Exercise task
Return every line of the listing below that contains the string "navigation".

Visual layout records

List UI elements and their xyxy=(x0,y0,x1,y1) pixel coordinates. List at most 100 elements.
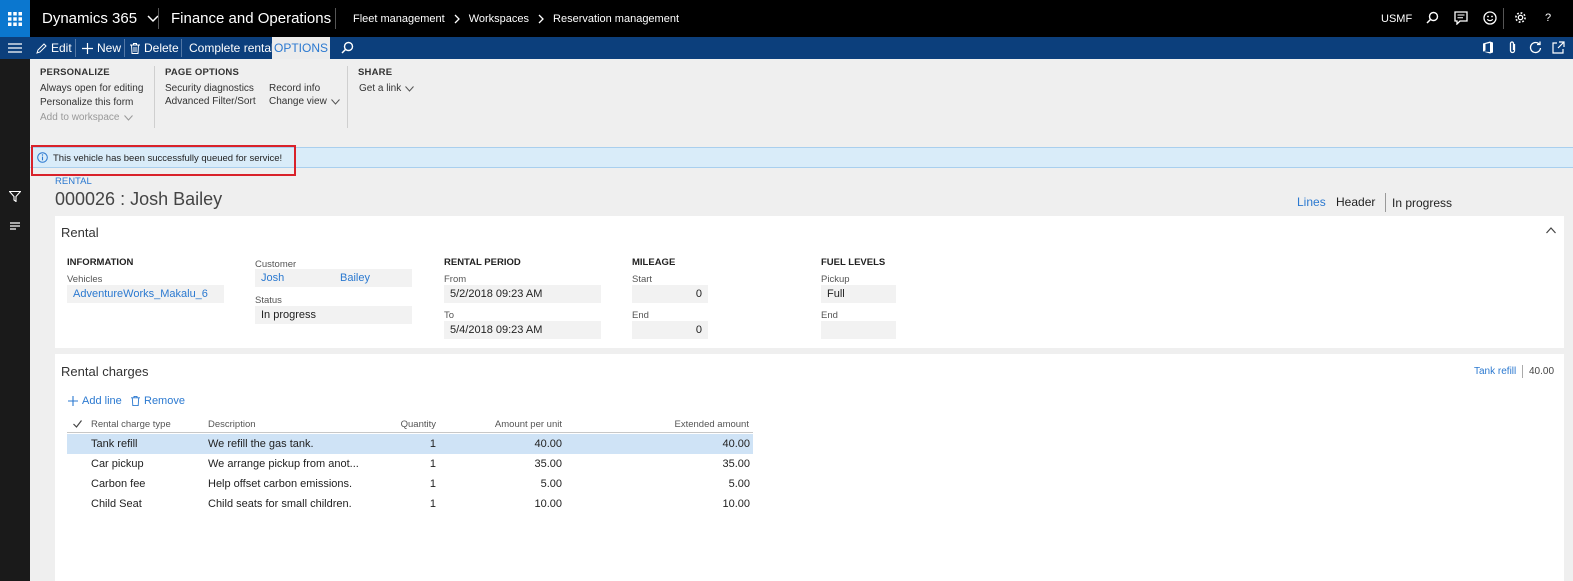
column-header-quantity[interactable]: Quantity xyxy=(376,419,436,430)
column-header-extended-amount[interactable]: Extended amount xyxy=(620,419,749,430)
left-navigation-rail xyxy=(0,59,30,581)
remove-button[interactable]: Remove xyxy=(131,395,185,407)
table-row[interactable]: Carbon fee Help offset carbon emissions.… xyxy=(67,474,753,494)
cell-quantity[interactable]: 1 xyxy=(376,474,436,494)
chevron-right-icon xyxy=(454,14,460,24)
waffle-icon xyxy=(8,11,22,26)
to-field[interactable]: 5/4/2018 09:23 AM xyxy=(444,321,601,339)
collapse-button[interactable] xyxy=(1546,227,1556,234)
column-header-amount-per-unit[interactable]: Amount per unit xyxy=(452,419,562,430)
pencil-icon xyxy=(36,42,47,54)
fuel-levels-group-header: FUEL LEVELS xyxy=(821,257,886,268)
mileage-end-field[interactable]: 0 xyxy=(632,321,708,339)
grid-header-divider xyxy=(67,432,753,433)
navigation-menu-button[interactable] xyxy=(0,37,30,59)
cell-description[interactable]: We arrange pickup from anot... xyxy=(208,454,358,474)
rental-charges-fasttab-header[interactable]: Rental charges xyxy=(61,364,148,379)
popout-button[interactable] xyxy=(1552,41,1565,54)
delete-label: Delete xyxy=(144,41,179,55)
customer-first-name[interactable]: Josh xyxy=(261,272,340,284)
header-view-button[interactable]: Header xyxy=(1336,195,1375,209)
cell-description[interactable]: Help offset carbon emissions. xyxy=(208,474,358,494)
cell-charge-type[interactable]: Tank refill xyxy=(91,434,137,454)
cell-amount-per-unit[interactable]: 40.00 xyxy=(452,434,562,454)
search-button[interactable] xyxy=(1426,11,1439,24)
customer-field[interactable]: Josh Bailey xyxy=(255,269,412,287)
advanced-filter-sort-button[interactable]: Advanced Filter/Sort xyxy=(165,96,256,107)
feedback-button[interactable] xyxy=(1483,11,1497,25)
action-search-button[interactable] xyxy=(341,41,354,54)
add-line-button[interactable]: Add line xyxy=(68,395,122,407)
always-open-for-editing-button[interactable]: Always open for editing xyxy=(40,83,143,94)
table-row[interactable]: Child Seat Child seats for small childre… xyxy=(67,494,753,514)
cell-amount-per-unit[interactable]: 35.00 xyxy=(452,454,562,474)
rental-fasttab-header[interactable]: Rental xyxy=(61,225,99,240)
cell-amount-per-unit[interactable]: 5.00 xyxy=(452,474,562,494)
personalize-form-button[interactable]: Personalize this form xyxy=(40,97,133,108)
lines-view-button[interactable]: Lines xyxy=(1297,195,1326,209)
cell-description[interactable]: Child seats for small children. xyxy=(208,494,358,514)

Exercise response
left-navigation-rail xyxy=(0,59,30,581)
navigation-menu-button[interactable] xyxy=(0,37,30,59)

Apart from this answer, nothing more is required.